- Requirements: Look through the lines below and extract each one that contains "acte".

- Task data:
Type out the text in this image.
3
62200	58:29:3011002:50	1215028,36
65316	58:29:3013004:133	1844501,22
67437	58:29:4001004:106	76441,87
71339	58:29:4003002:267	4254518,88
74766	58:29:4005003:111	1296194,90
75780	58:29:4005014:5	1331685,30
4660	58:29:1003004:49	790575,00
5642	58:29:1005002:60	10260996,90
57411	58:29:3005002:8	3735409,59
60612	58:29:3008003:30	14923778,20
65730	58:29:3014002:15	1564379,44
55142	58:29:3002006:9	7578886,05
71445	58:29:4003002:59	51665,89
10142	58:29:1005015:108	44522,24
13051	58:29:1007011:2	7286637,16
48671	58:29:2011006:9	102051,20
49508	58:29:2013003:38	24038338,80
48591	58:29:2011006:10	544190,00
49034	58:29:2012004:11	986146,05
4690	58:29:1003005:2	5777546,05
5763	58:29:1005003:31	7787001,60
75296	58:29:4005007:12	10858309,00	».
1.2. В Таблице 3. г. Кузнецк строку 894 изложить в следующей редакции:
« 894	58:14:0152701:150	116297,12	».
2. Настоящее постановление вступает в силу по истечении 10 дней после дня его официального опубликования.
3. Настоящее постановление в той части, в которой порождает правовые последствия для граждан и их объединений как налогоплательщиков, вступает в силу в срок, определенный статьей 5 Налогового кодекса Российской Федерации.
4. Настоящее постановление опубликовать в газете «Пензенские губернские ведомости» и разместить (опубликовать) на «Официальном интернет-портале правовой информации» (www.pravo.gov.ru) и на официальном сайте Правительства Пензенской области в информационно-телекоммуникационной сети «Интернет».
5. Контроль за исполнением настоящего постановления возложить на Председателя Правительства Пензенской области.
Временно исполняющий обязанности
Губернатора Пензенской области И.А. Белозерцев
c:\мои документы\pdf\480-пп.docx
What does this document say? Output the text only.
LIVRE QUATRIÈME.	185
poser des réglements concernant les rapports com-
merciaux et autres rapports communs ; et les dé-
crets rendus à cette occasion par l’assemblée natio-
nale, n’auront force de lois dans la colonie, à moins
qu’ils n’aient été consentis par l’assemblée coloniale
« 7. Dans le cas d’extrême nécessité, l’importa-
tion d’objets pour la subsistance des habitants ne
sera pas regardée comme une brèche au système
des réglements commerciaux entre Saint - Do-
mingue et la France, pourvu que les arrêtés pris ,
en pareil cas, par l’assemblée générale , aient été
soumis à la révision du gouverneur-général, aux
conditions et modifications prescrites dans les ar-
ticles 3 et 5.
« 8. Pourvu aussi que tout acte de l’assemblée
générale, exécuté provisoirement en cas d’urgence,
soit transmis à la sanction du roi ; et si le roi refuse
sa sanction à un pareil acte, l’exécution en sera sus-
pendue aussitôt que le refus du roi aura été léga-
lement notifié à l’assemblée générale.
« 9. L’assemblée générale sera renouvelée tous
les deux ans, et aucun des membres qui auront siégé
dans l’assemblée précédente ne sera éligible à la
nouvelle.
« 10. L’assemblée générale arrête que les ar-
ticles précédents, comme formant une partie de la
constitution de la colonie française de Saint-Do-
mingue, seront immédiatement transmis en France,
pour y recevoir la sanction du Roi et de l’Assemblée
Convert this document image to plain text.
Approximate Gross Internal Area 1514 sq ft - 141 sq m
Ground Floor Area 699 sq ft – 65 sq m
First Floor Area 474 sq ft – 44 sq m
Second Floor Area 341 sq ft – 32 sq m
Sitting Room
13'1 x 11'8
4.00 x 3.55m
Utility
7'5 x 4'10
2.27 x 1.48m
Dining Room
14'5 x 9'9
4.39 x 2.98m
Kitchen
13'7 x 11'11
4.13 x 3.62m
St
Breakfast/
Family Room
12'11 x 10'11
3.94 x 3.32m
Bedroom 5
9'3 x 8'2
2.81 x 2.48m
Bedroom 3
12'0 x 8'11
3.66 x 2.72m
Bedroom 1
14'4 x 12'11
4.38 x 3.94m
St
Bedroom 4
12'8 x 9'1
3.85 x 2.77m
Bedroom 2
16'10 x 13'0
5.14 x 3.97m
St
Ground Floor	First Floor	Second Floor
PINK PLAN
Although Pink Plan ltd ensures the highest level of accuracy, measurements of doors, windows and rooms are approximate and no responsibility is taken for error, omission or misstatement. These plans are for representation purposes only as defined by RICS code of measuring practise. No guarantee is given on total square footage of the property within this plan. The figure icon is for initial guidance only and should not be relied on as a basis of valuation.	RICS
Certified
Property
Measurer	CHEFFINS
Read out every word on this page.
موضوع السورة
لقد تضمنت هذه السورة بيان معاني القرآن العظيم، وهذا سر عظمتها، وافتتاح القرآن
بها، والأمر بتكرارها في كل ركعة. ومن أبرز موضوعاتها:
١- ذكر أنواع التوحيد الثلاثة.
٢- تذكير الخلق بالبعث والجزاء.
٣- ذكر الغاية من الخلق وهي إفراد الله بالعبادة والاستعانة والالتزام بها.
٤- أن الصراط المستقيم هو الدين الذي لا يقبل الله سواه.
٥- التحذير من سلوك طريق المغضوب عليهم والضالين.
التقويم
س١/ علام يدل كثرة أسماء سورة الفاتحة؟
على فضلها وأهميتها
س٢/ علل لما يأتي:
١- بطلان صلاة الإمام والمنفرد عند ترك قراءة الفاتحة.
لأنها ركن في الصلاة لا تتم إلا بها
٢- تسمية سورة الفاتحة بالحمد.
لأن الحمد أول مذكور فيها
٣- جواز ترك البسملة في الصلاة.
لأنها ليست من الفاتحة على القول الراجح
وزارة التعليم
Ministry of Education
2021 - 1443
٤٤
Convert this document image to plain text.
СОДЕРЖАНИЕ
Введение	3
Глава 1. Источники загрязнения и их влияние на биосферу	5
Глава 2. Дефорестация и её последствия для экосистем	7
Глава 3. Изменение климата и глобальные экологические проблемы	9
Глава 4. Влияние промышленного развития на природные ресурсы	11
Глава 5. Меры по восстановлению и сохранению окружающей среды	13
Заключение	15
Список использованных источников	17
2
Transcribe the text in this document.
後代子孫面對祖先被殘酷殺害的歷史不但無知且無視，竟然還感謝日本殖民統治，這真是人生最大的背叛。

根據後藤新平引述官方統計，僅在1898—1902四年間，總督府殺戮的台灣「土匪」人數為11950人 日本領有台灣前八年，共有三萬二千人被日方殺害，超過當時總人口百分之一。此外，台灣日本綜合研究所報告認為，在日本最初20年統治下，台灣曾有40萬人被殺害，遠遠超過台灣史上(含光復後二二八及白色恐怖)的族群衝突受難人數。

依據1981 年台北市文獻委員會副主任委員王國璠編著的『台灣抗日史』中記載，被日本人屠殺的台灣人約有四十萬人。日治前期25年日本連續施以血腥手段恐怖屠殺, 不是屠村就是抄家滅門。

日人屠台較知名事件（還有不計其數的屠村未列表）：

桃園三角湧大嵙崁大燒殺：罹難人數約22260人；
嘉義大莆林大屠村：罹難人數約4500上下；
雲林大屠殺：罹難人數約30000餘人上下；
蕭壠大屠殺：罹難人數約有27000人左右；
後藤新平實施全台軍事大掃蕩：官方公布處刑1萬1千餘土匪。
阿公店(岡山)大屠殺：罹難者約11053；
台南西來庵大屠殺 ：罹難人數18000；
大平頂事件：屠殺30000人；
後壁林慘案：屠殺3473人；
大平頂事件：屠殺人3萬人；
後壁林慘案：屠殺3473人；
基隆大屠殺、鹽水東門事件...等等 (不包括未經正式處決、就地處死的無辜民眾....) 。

- Result of the exercise:
« 8. Pourvu aussi que tout acte de l’assemblée
sa sanction à un pareil acte, l’exécution en sera sus-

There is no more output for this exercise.